→ **PROVIDED PASSAGE**:
····················

By injecting human embryonic stem cells into the brains of fetal mice inside the womb, scientists in California have created living mice with working human brain cells inside their skulls.
The research offers the first proof that human embryonic stem cells – vaunted for their potential to turn into every kind of human cell, at least in laboratory dishes – can become functional human brain cells inside a living animal, reaching out to make connections with surrounding brain cells.
The human cells had no apparent impact on the animals’ behavior. About 100,000 cells were injected into each animal; just a fraction survived in their new hosts. The animals’ brains were still more than 99 percent mouse – a precaution that helped avoid ethical objections to creating animals that were “too human.”
Mice with humanized brains could provide a living laboratory where scientists can study human brain diseases and drug companies can test the safety of experimental medicines.
“Let’s say you’re in the last stages of research before testing a new drug in humans,” said lead researcher Fred Gage of the Salk Institute for Biological Sciences in La Jolla, Calif. “This could help tell you what effect it will have on human neurons inside a brain.”
The work, published in today’s issue of the Proceedings of the National Academy of Sciences, is the latest in the ethically challenging field of human-animal “chimera” research – a reference to the Chimera of Greek mythology, which had a lion’s head, a goat’s body and a serpent’s tail.
In previous studies, scientists had injected brain cells from aborted human fetuses into the brains of rodents and shown that the human cells could survive and migrate to various brain regions. But because those human brain cells were relatively mature, they were larger than their rodent counterparts and it often was unclear whether they were working.
The new work, which started with human embryonic stem cells instead of cells that had already become brain cells, showed that those human cells developed into all the major kinds of cells normally found in mammalian brains, namely neurons and nerve-nurturing glial cells. It also showed that the neurons are biologically active and make what appear to be good connections, or synapses, with adjacent mouse cells.

····················

→ **REQUIRED ACTIONS**:
1 > Reproduce the mouse-brain article from "Mice with humanized" to "a serpent’s tail.", switching "neurons" to "nerve cells".
2 > Proceed with the article on human brain cells grown in mice, picking up right after its final sentence.

Dataset items:
····················

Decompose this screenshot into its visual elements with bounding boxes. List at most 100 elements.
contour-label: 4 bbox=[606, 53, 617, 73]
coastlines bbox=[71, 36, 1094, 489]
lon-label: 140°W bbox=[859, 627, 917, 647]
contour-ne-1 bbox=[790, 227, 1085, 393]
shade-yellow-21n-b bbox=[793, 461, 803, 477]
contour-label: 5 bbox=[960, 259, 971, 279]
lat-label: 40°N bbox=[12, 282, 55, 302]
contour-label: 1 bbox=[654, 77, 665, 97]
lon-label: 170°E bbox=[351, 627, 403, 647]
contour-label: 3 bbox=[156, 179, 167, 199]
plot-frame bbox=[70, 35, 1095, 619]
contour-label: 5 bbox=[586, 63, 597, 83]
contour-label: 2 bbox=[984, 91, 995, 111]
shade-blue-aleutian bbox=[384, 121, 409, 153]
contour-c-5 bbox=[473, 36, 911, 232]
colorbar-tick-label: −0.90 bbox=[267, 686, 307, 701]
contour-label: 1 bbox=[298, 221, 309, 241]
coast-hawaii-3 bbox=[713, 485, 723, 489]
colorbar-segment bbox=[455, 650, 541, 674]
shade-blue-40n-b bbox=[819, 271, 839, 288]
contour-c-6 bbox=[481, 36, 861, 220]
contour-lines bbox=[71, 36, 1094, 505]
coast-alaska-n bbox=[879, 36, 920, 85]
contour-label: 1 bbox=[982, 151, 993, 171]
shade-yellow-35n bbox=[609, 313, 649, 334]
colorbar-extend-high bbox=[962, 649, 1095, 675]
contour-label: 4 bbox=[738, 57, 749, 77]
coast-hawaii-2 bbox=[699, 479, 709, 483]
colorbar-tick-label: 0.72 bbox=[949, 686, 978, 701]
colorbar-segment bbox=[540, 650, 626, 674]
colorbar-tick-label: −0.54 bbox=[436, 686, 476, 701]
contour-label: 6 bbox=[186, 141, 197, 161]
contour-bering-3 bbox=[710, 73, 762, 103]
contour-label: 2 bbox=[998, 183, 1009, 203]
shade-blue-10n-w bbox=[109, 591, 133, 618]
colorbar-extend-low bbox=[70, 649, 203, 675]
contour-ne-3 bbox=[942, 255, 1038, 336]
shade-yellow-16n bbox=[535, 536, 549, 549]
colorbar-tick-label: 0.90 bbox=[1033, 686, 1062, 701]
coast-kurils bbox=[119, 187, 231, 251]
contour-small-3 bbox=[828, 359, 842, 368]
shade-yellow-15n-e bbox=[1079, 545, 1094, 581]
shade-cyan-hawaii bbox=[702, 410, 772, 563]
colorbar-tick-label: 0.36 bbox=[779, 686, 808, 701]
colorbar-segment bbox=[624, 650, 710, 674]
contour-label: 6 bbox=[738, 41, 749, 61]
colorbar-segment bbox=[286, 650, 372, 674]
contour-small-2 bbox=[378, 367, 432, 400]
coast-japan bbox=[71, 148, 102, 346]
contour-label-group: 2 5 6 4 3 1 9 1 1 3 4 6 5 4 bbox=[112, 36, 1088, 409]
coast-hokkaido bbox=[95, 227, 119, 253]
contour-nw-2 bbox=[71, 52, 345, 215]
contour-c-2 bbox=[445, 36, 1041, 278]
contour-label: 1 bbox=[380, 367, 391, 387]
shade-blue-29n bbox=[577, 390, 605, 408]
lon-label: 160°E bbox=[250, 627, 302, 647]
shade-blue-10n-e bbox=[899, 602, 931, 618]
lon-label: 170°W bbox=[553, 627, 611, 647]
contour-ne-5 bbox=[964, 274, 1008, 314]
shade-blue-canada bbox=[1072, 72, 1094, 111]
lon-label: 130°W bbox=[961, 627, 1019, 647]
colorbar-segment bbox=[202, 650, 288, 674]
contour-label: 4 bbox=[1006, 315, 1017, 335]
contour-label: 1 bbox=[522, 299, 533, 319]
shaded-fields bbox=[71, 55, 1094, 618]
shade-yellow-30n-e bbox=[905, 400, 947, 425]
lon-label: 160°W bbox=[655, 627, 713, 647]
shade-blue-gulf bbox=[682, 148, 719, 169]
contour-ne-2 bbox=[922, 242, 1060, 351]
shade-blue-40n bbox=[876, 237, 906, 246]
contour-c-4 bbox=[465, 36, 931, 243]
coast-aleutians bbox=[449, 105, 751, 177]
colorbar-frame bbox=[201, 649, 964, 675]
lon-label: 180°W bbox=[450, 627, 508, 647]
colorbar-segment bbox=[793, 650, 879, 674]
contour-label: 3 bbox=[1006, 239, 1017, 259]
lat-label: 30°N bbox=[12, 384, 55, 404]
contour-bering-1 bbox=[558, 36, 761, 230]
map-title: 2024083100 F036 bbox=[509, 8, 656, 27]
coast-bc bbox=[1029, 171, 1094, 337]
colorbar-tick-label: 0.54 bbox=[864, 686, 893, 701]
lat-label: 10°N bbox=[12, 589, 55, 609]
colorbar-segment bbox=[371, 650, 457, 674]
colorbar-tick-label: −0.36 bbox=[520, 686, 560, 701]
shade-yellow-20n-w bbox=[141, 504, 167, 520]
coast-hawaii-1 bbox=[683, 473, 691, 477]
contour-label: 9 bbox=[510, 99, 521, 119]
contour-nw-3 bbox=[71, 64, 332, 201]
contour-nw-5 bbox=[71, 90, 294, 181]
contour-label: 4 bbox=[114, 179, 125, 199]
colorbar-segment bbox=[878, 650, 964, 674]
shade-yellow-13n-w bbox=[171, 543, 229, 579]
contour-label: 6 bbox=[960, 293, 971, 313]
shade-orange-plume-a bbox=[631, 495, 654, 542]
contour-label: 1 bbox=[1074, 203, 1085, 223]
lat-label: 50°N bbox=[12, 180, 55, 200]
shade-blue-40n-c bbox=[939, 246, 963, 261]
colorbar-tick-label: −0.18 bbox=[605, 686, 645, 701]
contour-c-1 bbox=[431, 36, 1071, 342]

····················

→ **ANSWERS FOR THE EXERCISE**:
1 >
Mice with humanized brains could provide a living laboratory where scientists can study human brain diseases and drug companies can test the safety of experimental medicines.
“Let’s say you’re in the last stages of research before testing a new drug in humans,” said lead researcher Fred Gage of the Salk Institute for Biological Sciences in La Jolla, Calif. “This could help tell you what effect it will have on human nerve cells inside a brain.”
The work, published in today’s issue of the Proceedings of the National Academy of Sciences, is the latest in the ethically challenging field of human-animal “chimera” research – a reference to the Chimera of Greek mythology, which had a lion’s head, a goat’s body and a serpent’s tail.

2 >
“It’s the best evidence yet that they are integrating and functioning,” said Irving Weissman, a Stanford University stem cell scientist. “It’s a nice advance.”
Reflecting growing concerns about the ethics of making animal-human hybrids, the National Academy of Sciences earlier this year released voluntary guidelines on chimera research that have been adopted by major research institutes and have been made mandatory in California for state grant recipients. The rules aim to limit the extent to which animals – especially primates – get humanized and to prevent the creation of human embryos inside animal wombs through the mating of animals bearing human eggs or sperm.
Those rules were not drawn up when the Salk experiments were conducted, but the protocol had the approval of the institute’s ethics board. Moreover, before the results were published, the team asked for a new review, which concluded the work would have been approved under the new NAS guidelines, Gage said.
Gage estimated that in the latest work as few as 100 of the 100,000 injected human cells survived and became integrated with the mouse brains, which typically contain 75 million to 90 million mouse cells.
Henry Greely, a Stanford law professor and ethicist who has reviewed proposals to create human-mouse chimeras, said the work looked “interesting, good and ethical” by current standards.
Stem cell therapies “will only work if the transplanted cells will make those connections,” Greely said, “and there’s no better place to test that but in an animal model.”
In painstaking surgeries conducted on a small, heated operating platform, Gage and his co-workers, including Alysson Muotri and Kinichi Nakashima, partially removed 14-day-old mouse fetuses from the womb, being careful not to disrupt the placenta that provides maternal nourishment. After injecting the human stem cells into curved cavities of the brain called the lateral ventricles, they tucked the pups back in for their last week of development.
The human cells, taken from days-old human embryos by a San Diego company, CyThera Inc., had been engineered to emit a green fluorescence. That helped them stand out against the background of mouse cells when the animals’ brains were later analyzed under the microscope.
The cells migrated into the forebrain, where they grew only to the size of mouse neurons. Most extraordinary, Gage said, was that they connected to others and were firing – though it is still unclear if they fire in electrical patterns typical of mouse or human cells.
One possible experiment, Gage said, would be to place healthy human cells in the brains of mice that have versions of human neuronal diseases, such Alzheimer’s, Lou Gehrig’s or Parkinson’s, and see how the neurons fare.
That might reveal whether those diseases arise elsewhere and subsequently affect neurons, or whether they emerge directly from ill neurons, in which case the human cells would remain unaffected.